Task to complete>
Restate all of the data exactly.

The records>
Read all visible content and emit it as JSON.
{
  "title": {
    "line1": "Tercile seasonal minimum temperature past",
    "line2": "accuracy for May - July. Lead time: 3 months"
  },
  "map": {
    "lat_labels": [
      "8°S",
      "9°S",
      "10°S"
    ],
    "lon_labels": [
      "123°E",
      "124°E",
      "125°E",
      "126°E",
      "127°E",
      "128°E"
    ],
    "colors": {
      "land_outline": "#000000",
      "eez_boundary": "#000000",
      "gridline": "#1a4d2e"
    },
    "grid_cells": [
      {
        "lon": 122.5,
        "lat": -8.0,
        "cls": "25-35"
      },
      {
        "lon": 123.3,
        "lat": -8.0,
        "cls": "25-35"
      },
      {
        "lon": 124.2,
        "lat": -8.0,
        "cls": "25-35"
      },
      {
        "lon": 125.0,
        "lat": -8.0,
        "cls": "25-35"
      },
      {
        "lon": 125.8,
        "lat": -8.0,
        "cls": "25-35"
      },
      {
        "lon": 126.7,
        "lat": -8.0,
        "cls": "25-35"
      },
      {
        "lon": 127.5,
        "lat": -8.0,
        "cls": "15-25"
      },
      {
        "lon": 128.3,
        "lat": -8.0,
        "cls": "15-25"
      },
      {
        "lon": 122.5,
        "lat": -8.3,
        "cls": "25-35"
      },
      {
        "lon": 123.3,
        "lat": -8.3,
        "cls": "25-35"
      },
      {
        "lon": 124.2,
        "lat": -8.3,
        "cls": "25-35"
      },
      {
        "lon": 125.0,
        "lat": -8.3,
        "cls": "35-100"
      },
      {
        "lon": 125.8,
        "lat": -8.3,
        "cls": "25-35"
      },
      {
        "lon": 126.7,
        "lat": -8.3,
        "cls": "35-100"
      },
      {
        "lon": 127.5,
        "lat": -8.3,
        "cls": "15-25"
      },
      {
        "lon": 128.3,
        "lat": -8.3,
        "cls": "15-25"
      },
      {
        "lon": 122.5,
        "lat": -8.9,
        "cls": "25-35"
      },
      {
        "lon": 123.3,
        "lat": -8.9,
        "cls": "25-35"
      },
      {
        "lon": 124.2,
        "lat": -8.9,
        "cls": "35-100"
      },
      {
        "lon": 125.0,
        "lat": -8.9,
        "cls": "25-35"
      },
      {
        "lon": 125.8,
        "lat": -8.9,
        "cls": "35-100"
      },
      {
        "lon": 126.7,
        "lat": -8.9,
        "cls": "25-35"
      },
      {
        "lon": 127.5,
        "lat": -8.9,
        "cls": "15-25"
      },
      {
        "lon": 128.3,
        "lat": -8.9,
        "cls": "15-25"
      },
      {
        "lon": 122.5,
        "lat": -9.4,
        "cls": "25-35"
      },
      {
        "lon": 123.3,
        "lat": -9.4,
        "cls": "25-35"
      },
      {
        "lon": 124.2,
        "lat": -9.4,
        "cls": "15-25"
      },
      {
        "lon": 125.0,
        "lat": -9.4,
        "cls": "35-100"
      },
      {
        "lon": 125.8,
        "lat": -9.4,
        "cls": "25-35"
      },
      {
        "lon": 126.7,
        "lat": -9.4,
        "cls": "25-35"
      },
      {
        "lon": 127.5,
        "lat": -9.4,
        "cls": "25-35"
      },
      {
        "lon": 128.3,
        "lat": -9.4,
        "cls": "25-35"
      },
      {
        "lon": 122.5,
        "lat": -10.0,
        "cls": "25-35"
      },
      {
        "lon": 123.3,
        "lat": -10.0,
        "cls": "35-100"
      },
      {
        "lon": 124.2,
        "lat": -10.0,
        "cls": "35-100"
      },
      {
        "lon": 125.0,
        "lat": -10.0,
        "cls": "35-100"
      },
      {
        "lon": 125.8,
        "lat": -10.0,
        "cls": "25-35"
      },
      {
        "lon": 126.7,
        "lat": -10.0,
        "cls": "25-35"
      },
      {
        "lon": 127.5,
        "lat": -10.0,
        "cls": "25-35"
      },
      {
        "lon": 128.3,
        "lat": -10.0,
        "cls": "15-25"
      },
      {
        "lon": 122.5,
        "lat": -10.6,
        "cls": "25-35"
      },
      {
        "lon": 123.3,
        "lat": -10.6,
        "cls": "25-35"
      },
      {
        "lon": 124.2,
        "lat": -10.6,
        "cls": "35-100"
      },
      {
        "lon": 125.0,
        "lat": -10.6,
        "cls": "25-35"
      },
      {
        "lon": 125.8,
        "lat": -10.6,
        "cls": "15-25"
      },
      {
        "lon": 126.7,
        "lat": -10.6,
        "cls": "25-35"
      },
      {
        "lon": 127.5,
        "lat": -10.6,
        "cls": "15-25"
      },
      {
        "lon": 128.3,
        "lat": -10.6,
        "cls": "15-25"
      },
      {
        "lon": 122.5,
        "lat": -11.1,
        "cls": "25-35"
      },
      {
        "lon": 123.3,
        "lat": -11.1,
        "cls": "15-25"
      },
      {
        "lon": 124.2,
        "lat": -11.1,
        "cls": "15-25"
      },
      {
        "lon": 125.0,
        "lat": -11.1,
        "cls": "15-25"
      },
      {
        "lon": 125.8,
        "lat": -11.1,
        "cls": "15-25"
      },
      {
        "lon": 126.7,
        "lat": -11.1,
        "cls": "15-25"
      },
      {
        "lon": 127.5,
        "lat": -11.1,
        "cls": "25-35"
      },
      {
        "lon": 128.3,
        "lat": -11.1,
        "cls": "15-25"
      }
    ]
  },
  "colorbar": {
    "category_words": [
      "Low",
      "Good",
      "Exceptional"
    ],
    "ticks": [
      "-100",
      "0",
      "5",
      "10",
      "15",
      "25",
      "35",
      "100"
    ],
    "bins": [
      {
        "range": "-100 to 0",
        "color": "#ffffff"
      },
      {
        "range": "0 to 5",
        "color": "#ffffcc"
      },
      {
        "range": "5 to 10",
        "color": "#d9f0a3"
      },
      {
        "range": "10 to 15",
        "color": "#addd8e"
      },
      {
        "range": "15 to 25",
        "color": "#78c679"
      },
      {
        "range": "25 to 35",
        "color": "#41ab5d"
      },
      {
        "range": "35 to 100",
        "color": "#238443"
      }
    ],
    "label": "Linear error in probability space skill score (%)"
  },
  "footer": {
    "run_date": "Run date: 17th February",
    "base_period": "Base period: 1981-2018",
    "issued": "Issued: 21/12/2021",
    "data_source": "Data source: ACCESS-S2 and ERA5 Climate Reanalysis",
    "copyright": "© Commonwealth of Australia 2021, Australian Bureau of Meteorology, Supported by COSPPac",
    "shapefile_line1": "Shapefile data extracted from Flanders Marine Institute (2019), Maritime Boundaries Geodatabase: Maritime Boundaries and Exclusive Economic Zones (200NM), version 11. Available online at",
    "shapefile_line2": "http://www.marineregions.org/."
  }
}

Exercise solution>
Read all visible content and emit it as JSON.
{
  "title": {
    "line1": "Tercile seasonal minimum temperature past",
    "line2": "accuracy for May - July. Lead time: 3 months"
  },
  "map": {
    "lat_labels": [
      "8°S",
      "9°S",
      "10°S"
    ],
    "lon_labels": [
      "123°E",
      "124°E",
      "125°E",
      "126°E",
      "127°E",
      "128°E"
    ],
    "colors": {
      "land_outline": "#000000",
      "eez_boundary": "#000000",
      "gridline": "#1a4d2e"
    },
    "grid_cells": [
      {
        "lon": 122.5,
        "lat": -8.0,
        "cls": "25-35"
      },
      {
        "lon": 123.3,
        "lat": -8.0,
        "cls": "25-35"
      },
      {
        "lon": 124.2,
        "lat": -8.0,
        "cls": "25-35"
      },
      {
        "lon": 125.0,
        "lat": -8.0,
        "cls": "25-35"
      },
      {
        "lon": 125.8,
        "lat": -8.0,
        "cls": "25-35"
      },
      {
        "lon": 126.7,
        "lat": -8.0,
        "cls": "25-35"
      },
      {
        "lon": 127.5,
        "lat": -8.0,
        "cls": "15-25"
      },
      {
        "lon": 128.3,
        "lat": -8.0,
        "cls": "15-25"
      },
      {
        "lon": 122.5,
        "lat": -8.3,
        "cls": "25-35"
      },
      {
        "lon": 123.3,
        "lat": -8.3,
        "cls": "25-35"
      },
      {
        "lon": 124.2,
        "lat": -8.3,
        "cls": "25-35"
      },
      {
        "lon": 125.0,
        "lat": -8.3,
        "cls": "35-100"
      },
      {
        "lon": 125.8,
        "lat": -8.3,
        "cls": "25-35"
      },
      {
        "lon": 126.7,
        "lat": -8.3,
        "cls": "35-100"
      },
      {
        "lon": 127.5,
        "lat": -8.3,
        "cls": "15-25"
      },
      {
        "lon": 128.3,
        "lat": -8.3,
        "cls": "15-25"
      },
      {
        "lon": 122.5,
        "lat": -8.9,
        "cls": "25-35"
      },
      {
        "lon": 123.3,
        "lat": -8.9,
        "cls": "25-35"
      },
      {
        "lon": 124.2,
        "lat": -8.9,
        "cls": "35-100"
      },
      {
        "lon": 125.0,
        "lat": -8.9,
        "cls": "25-35"
      },
      {
        "lon": 125.8,
        "lat": -8.9,
        "cls": "35-100"
      },
      {
        "lon": 126.7,
        "lat": -8.9,
        "cls": "25-35"
      },
      {
        "lon": 127.5,
        "lat": -8.9,
        "cls": "15-25"
      },
      {
        "lon": 128.3,
        "lat": -8.9,
        "cls": "15-25"
      },
      {
        "lon": 122.5,
        "lat": -9.4,
        "cls": "25-35"
      },
      {
        "lon": 123.3,
        "lat": -9.4,
        "cls": "25-35"
      },
      {
        "lon": 124.2,
        "lat": -9.4,
        "cls": "15-25"
      },
      {
        "lon": 125.0,
        "lat": -9.4,
        "cls": "35-100"
      },
      {
        "lon": 125.8,
        "lat": -9.4,
        "cls": "25-35"
      },
      {
        "lon": 126.7,
        "lat": -9.4,
        "cls": "25-35"
      },
      {
        "lon": 127.5,
        "lat": -9.4,
        "cls": "25-35"
      },
      {
        "lon": 128.3,
        "lat": -9.4,
        "cls": "25-35"
      },
      {
        "lon": 122.5,
        "lat": -10.0,
        "cls": "25-35"
      },
      {
        "lon": 123.3,
        "lat": -10.0,
        "cls": "35-100"
      },
      {
        "lon": 124.2,
        "lat": -10.0,
        "cls": "35-100"
      },
      {
        "lon": 125.0,
        "lat": -10.0,
        "cls": "35-100"
      },
      {
        "lon": 125.8,
        "lat": -10.0,
        "cls": "25-35"
      },
      {
        "lon": 126.7,
        "lat": -10.0,
        "cls": "25-35"
      },
      {
        "lon": 127.5,
        "lat": -10.0,
        "cls": "25-35"
      },
      {
        "lon": 128.3,
        "lat": -10.0,
        "cls": "15-25"
      },
      {
        "lon": 122.5,
        "lat": -10.6,
        "cls": "25-35"
      },
      {
        "lon": 123.3,
        "lat": -10.6,
        "cls": "25-35"
      },
      {
        "lon": 124.2,
        "lat": -10.6,
        "cls": "35-100"
      },
      {
        "lon": 125.0,
        "lat": -10.6,
        "cls": "25-35"
      },
      {
        "lon": 125.8,
        "lat": -10.6,
        "cls": "15-25"
      },
      {
        "lon": 126.7,
        "lat": -10.6,
        "cls": "25-35"
      },
      {
        "lon": 127.5,
        "lat": -10.6,
        "cls": "15-25"
      },
      {
        "lon": 128.3,
        "lat": -10.6,
        "cls": "15-25"
      },
      {
        "lon": 122.5,
        "lat": -11.1,
        "cls": "25-35"
      },
      {
        "lon": 123.3,
        "lat": -11.1,
        "cls": "15-25"
      },
      {
        "lon": 124.2,
        "lat": -11.1,
        "cls": "15-25"
      },
      {
        "lon": 125.0,
        "lat": -11.1,
        "cls": "15-25"
      },
      {
        "lon": 125.8,
        "lat": -11.1,
        "cls": "15-25"
      },
      {
        "lon": 126.7,
        "lat": -11.1,
        "cls": "15-25"
      },
      {
        "lon": 127.5,
        "lat": -11.1,
        "cls": "25-35"
      },
      {
        "lon": 128.3,
        "lat": -11.1,
        "cls": "15-25"
      }
    ]
  },
  "colorbar": {
    "category_words": [
      "Low",
      "Good",
      "Exceptional"
    ],
    "ticks": [
      "-100",
      "0",
      "5",
      "10",
      "15",
      "25",
      "35",
      "100"
    ],
    "bins": [
      {
        "range": "-100 to 0",
        "color": "#ffffff"
      },
      {
        "range": "0 to 5",
        "color": "#ffffcc"
      },
      {
        "range": "5 to 10",
        "color": "#d9f0a3"
      },
      {
        "range": "10 to 15",
        "color": "#addd8e"
      },
      {
        "range": "15 to 25",
        "color": "#78c679"
      },
      {
        "range": "25 to 35",
        "color": "#41ab5d"
      },
      {
        "range": "35 to 100",
        "color": "#238443"
      }
    ],
    "label": "Linear error in probability space skill score (%)"
  },
  "footer": {
    "run_date": "Run date: 17th February",
    "base_period": "Base period: 1981-2018",
    "issued": "Issued: 21/12/2021",
    "data_source": "Data source: ACCESS-S2 and ERA5 Climate Reanalysis",
    "copyright": "© Commonwealth of Australia 2021, Australian Bureau of Meteorology, Supported by COSPPac",
    "shapefile_line1": "Shapefile data extracted from Flanders Marine Institute (2019), Maritime Boundaries Geodatabase: Maritime Boundaries and Exclusive Economic Zones (200NM), version 11. Available online at",
    "shapefile_line2": "http://www.marineregions.org/."
  }
}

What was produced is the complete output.